-- Begin PROVIDED RECORDS --

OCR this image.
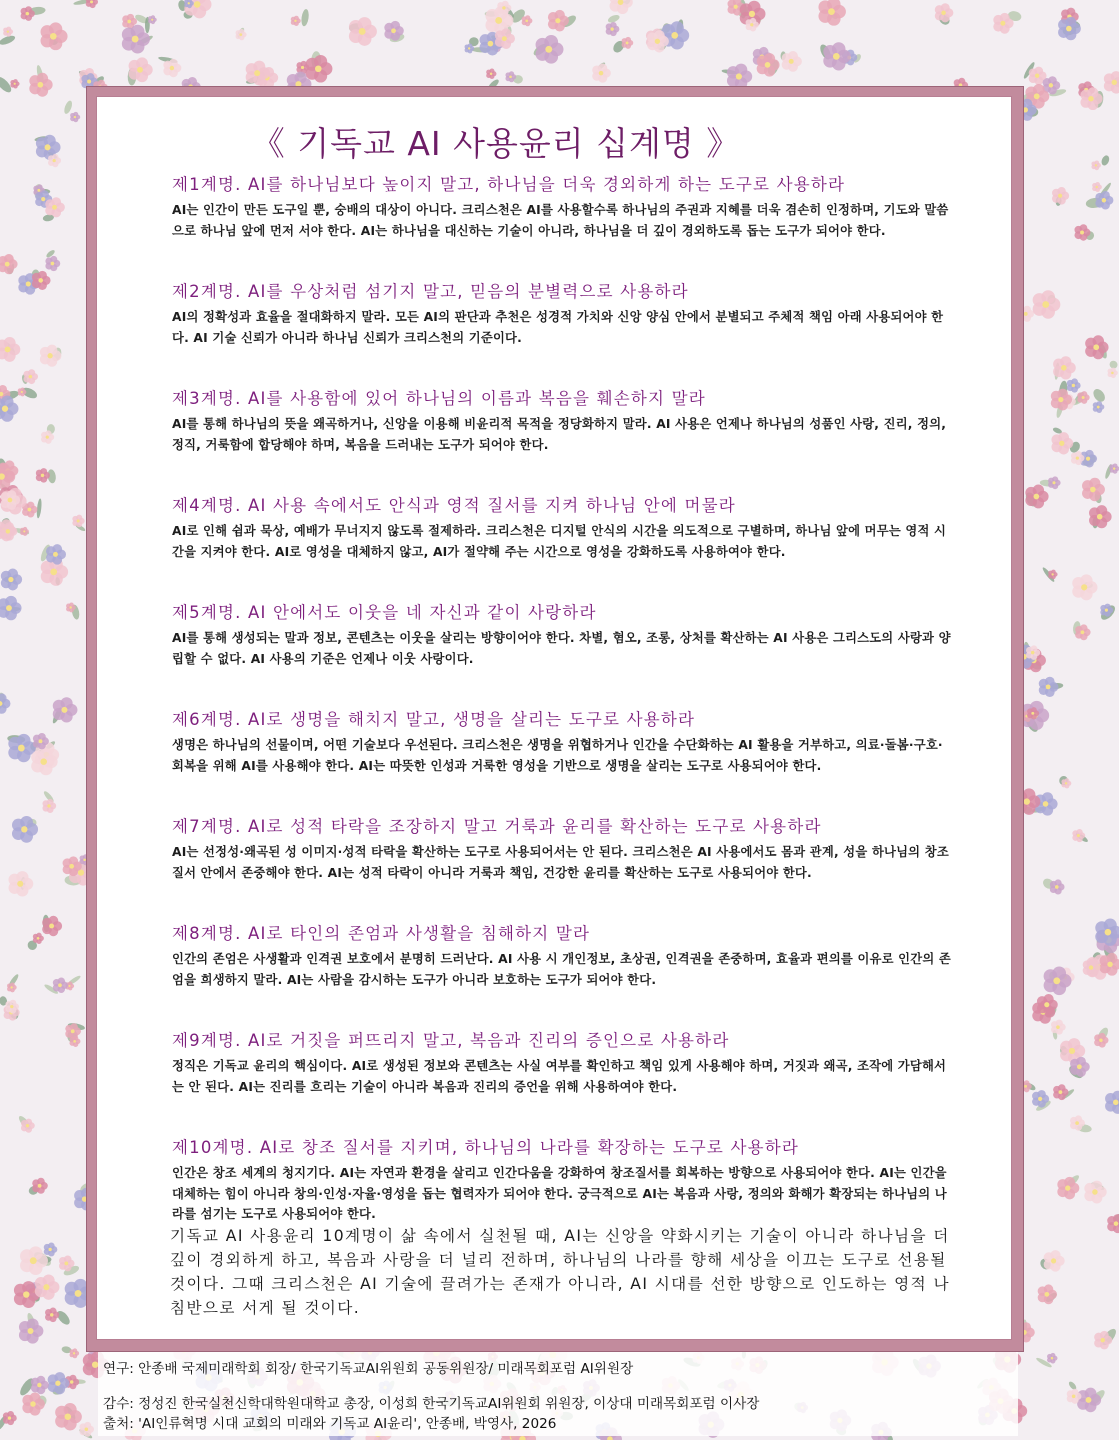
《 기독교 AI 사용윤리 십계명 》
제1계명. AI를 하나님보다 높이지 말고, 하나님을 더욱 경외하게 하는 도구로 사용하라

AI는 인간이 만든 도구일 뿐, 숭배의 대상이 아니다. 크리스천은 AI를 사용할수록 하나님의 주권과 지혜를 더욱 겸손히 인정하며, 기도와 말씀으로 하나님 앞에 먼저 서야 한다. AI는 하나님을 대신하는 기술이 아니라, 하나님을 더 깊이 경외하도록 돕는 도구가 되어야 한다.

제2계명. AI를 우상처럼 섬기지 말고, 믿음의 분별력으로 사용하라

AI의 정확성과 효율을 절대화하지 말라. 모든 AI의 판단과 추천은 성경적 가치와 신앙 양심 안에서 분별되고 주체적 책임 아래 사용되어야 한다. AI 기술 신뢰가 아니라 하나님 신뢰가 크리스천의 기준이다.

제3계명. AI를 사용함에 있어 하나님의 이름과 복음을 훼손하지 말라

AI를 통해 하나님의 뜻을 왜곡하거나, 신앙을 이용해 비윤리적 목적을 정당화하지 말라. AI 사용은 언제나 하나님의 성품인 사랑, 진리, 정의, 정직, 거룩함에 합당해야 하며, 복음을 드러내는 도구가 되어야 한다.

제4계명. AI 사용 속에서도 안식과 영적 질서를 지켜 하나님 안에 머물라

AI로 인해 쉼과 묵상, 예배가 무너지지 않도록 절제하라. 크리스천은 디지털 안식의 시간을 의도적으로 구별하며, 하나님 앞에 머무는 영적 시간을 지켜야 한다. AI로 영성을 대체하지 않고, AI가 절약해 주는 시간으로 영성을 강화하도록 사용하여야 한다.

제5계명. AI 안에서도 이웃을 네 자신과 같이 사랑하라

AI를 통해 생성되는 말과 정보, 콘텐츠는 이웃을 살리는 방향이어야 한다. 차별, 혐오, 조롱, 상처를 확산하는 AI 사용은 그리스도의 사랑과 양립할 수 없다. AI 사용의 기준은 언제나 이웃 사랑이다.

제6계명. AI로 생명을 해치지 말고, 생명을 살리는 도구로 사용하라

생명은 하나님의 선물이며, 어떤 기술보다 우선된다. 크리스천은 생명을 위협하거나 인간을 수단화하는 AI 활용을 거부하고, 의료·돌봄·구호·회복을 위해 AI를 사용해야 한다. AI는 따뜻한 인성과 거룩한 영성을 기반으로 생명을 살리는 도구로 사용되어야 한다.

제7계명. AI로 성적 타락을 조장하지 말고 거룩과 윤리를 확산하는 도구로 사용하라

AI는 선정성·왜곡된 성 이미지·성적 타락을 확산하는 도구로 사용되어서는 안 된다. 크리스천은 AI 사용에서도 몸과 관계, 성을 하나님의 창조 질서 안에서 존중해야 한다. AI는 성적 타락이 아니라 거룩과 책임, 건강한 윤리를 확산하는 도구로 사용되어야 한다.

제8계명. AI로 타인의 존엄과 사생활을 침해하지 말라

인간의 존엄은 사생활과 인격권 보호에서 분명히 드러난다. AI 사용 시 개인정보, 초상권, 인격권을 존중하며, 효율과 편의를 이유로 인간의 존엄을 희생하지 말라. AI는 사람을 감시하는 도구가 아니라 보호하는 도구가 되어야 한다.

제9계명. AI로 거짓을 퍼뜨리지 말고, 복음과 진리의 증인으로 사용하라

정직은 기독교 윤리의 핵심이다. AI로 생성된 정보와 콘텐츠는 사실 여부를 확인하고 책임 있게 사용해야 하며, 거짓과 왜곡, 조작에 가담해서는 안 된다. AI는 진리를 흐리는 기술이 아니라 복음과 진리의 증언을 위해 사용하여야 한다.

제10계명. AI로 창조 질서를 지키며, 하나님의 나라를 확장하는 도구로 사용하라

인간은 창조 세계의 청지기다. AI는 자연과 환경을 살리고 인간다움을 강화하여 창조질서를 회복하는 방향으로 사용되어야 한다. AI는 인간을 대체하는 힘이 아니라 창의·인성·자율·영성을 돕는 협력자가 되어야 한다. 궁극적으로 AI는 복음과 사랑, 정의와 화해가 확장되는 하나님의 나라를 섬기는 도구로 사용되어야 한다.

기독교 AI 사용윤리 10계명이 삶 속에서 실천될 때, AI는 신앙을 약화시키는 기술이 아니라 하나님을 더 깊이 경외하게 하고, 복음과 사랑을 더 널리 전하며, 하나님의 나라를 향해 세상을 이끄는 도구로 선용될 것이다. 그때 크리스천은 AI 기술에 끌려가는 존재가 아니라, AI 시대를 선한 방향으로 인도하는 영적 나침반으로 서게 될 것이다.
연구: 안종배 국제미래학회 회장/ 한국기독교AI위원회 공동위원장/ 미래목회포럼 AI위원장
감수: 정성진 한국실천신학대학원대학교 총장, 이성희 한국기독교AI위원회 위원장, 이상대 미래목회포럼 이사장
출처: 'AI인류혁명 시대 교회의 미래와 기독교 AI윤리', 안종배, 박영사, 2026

-- End PROVIDED RECORDS --

=== WHAT TO WORK ON ===
Show every line from the entries above in which "크리스천은" appears.

=== ANSWER TO THIS EXERCISE ===
AI는 인간이 만든 도구일 뿐, 숭배의 대상이 아니다. 크리스천은 AI를 사용할수록 하나님의 주권과 지혜를 더욱 겸손히 인정하며, 기도와 말씀으로 하나님 앞에 먼저 서야 한다. AI는 하나님을 대신하는 기술이 아니라, 하나님을 더 깊이 경외하도록 돕는 도구가 되어야 한다.
AI로 인해 쉼과 묵상, 예배가 무너지지 않도록 절제하라. 크리스천은 디지털 안식의 시간을 의도적으로 구별하며, 하나님 앞에 머무는 영적 시간을 지켜야 한다. AI로 영성을 대체하지 않고, AI가 절약해 주는 시간으로 영성을 강화하도록 사용하여야 한다.
생명은 하나님의 선물이며, 어떤 기술보다 우선된다. 크리스천은 생명을 위협하거나 인간을 수단화하는 AI 활용을 거부하고, 의료·돌봄·구호·회복을 위해 AI를 사용해야 한다. AI는 따뜻한 인성과 거룩한 영성을 기반으로 생명을 살리는 도구로 사용되어야 한다.
AI는 선정성·왜곡된 성 이미지·성적 타락을 확산하는 도구로 사용되어서는 안 된다. 크리스천은 AI 사용에서도 몸과 관계, 성을 하나님의 창조 질서 안에서 존중해야 한다. AI는 성적 타락이 아니라 거룩과 책임, 건강한 윤리를 확산하는 도구로 사용되어야 한다.
기독교 AI 사용윤리 10계명이 삶 속에서 실천될 때, AI는 신앙을 약화시키는 기술이 아니라 하나님을 더 깊이 경외하게 하고, 복음과 사랑을 더 널리 전하며, 하나님의 나라를 향해 세상을 이끄는 도구로 선용될 것이다. 그때 크리스천은 AI 기술에 끌려가는 존재가 아니라, AI 시대를 선한 방향으로 인도하는 영적 나침반으로 서게 될 것이다.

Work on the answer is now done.